JOB
Find each line containing the word "this" and report how many there are. Add nothing else.
[start of DATA EXCERPTS]
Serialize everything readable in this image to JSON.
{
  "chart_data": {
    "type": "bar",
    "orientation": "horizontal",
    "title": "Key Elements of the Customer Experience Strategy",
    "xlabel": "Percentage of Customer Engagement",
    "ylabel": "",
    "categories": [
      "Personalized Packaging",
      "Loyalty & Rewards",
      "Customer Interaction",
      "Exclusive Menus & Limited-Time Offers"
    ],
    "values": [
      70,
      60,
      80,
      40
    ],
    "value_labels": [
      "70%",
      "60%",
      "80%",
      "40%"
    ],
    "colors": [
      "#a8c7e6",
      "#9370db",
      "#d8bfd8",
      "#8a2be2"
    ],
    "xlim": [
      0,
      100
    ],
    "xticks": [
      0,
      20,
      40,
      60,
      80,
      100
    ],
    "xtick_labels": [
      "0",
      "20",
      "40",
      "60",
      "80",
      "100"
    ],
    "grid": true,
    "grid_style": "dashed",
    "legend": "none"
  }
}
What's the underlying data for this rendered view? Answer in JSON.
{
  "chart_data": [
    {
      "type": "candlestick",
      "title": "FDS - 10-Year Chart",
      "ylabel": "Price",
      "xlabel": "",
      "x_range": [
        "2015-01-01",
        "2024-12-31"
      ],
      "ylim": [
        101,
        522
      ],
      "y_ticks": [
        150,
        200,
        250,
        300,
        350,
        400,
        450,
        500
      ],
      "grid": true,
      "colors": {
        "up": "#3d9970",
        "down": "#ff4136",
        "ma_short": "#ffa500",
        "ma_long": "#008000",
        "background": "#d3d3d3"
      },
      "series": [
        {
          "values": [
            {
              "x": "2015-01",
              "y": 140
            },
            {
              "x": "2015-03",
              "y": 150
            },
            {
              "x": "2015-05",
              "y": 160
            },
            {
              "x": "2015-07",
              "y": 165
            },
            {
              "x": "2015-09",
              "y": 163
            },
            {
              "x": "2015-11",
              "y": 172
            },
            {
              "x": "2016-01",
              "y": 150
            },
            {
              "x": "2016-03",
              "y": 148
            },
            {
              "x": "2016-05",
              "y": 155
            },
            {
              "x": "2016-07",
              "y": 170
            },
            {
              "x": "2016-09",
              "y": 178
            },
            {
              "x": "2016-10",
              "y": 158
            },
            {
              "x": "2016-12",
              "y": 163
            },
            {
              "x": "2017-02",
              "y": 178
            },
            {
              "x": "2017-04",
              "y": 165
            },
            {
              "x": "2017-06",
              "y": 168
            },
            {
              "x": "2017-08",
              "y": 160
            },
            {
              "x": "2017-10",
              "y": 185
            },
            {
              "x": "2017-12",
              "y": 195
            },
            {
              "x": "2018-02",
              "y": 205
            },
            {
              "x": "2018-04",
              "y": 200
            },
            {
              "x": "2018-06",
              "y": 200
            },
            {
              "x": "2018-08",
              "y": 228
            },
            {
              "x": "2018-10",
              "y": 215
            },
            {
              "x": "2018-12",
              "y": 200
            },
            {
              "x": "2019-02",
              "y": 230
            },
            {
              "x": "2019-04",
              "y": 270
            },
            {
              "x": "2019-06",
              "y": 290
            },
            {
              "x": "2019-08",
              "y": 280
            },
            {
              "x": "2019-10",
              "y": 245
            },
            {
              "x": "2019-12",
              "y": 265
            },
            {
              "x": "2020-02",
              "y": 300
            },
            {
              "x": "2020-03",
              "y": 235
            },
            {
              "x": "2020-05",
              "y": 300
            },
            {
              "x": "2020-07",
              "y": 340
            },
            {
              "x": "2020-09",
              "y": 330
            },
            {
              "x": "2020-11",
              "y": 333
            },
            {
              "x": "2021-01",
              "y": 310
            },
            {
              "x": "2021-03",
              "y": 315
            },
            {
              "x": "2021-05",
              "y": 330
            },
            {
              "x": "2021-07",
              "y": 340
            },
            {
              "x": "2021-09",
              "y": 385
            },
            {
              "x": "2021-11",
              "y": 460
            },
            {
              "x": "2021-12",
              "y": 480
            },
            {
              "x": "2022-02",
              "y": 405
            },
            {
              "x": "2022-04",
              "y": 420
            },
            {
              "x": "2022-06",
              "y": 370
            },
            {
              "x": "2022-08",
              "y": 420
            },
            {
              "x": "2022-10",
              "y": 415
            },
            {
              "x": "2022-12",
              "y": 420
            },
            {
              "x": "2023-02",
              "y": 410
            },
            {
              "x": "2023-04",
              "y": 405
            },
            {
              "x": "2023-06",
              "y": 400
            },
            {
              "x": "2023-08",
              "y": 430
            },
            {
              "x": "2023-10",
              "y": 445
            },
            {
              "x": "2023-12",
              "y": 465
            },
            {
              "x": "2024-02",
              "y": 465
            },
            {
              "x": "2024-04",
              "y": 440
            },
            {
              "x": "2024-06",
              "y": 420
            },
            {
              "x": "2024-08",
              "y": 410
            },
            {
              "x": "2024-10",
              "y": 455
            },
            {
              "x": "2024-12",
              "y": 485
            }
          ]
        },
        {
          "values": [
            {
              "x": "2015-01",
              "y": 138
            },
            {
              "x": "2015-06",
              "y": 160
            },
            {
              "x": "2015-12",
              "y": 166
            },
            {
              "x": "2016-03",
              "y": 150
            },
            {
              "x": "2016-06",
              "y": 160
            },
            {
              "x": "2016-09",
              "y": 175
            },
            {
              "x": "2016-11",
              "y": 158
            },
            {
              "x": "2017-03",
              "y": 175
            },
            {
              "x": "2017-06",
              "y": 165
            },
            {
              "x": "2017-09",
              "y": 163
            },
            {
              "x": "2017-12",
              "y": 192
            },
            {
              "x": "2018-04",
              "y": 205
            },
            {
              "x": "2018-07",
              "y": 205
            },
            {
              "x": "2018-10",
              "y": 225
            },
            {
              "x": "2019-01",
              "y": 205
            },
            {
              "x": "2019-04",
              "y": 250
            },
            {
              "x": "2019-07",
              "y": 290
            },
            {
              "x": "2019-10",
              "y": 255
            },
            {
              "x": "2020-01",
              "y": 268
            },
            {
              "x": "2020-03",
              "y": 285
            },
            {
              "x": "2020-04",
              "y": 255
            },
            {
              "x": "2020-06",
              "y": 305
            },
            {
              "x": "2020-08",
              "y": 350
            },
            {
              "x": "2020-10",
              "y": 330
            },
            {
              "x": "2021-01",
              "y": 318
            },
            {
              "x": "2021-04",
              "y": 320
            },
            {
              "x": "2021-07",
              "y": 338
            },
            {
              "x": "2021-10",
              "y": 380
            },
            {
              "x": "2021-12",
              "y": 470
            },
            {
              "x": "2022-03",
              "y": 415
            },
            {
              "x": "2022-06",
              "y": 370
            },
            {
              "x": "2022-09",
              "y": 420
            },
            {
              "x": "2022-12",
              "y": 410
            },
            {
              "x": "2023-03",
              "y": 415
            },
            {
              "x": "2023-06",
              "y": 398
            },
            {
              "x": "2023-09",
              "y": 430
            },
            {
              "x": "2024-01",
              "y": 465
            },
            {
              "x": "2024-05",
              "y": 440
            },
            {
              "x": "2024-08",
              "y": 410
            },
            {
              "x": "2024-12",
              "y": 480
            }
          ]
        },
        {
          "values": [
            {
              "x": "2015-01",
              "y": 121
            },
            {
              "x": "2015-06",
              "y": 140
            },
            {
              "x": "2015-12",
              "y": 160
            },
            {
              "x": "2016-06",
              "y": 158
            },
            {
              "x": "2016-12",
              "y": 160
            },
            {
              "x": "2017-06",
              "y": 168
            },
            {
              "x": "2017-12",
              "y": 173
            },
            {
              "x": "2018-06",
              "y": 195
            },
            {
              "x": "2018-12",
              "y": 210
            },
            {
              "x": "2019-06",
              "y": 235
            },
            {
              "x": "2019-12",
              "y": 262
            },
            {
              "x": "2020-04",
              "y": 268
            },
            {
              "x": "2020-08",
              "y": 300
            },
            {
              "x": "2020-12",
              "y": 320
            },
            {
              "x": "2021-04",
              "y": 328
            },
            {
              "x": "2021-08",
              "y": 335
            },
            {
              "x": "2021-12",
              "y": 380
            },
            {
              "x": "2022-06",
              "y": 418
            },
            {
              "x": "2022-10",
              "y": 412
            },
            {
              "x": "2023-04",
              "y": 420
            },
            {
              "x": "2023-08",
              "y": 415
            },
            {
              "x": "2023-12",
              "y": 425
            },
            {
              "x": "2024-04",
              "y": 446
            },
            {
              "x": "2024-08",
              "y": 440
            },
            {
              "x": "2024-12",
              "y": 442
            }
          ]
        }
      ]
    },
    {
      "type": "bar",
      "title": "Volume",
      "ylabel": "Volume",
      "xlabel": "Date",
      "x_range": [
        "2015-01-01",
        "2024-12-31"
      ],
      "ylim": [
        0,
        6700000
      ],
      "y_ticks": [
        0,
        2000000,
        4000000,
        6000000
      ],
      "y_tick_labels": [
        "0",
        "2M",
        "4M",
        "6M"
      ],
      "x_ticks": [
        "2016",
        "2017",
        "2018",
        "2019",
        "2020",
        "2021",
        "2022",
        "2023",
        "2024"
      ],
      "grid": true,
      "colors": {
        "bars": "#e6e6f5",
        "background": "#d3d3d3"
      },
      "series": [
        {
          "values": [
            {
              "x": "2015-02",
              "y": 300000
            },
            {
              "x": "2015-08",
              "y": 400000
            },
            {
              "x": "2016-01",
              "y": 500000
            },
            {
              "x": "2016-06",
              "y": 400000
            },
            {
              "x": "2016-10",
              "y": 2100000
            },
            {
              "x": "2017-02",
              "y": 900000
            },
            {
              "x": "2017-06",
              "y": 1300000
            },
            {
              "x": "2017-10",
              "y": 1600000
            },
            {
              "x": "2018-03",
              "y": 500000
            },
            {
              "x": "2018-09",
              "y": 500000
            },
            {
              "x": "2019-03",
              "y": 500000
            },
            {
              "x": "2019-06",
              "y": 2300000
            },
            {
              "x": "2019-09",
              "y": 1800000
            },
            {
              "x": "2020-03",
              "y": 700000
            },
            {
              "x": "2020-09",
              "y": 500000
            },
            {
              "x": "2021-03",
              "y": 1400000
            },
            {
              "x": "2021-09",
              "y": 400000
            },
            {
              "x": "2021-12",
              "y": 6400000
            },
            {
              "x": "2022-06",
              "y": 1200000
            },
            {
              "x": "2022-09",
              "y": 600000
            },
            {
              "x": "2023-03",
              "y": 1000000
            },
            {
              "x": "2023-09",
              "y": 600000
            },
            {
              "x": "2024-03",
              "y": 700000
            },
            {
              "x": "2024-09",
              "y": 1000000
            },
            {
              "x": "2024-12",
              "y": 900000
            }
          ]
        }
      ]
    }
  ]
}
[end of DATA EXCERPTS]
THE SOLUTION
2